> **Prompt**
Say how many lines of the material below contain the word "若传送带速度未知", with no other words.

> **Supplied material**
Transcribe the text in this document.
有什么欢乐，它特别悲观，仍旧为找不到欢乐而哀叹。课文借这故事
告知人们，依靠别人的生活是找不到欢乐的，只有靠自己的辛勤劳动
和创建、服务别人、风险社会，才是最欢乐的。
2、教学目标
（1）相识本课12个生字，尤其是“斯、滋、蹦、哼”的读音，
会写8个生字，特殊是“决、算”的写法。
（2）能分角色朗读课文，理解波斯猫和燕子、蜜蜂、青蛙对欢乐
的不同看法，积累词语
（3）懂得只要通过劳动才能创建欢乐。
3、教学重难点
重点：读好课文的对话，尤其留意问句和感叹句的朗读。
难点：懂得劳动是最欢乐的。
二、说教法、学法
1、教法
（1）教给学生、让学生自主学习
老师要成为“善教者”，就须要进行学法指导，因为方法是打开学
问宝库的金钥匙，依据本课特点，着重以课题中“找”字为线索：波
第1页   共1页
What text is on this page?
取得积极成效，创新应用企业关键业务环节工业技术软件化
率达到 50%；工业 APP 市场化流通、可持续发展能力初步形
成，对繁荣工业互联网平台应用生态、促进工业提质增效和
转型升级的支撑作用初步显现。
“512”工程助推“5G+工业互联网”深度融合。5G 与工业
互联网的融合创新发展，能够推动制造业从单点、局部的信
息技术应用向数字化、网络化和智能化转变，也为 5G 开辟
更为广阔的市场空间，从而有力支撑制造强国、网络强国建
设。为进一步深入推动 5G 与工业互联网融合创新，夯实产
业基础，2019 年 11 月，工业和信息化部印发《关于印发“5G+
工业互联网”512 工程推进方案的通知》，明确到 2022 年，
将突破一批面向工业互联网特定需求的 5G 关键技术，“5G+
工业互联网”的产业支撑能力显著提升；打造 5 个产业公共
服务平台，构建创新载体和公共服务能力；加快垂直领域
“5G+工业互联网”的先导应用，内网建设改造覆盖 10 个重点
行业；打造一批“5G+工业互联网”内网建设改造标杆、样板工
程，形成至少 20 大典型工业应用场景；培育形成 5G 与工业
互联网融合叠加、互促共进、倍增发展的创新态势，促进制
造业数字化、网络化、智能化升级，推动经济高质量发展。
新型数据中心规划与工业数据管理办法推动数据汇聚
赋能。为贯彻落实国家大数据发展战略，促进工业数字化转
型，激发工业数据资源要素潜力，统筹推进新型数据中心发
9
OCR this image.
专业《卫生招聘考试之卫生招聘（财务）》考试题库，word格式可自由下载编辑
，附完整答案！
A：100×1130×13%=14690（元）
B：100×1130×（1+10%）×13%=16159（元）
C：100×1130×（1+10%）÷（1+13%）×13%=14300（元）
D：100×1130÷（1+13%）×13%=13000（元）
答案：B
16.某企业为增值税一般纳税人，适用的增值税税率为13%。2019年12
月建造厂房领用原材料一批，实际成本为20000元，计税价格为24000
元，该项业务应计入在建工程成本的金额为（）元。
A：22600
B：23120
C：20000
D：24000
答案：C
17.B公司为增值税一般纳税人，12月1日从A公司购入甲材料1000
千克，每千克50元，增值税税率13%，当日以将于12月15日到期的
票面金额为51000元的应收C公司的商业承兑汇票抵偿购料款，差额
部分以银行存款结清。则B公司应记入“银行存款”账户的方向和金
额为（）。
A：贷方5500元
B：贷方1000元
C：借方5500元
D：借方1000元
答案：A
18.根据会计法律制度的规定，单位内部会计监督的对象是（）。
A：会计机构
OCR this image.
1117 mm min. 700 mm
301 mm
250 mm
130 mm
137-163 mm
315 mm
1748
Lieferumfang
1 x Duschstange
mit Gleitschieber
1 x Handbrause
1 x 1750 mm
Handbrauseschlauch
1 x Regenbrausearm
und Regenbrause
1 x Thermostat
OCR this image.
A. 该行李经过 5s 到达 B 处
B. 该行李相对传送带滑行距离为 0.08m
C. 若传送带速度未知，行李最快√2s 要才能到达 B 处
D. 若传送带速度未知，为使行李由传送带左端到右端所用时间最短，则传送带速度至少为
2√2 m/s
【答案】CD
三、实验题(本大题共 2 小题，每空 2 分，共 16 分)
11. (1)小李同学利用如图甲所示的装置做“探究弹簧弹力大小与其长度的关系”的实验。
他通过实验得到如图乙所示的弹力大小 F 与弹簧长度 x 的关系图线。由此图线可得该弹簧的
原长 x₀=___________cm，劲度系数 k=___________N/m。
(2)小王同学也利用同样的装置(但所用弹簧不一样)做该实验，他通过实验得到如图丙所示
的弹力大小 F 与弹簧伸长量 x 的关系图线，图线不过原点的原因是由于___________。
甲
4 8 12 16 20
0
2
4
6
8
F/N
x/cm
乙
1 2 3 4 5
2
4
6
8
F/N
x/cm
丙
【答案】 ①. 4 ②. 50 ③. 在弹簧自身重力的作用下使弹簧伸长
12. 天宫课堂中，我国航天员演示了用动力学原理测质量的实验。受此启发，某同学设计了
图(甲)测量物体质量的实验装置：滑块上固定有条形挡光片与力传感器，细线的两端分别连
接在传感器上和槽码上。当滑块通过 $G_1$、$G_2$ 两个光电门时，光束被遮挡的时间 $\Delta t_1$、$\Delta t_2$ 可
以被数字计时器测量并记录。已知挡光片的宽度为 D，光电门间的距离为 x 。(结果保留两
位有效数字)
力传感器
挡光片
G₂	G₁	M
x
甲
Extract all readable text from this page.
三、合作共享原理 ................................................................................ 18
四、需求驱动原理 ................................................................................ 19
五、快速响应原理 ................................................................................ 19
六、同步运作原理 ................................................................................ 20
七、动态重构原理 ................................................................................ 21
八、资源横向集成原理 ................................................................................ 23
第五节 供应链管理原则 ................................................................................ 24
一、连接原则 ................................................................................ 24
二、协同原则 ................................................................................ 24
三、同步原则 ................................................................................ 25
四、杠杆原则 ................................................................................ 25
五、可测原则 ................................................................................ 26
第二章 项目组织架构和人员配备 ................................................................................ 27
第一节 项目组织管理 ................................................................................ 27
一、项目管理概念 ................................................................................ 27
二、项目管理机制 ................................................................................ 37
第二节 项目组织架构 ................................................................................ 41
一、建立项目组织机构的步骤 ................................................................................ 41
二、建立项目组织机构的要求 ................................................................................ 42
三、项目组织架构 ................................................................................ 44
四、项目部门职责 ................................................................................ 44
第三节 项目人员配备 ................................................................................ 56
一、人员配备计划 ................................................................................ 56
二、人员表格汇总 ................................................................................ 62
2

> **Answer**
2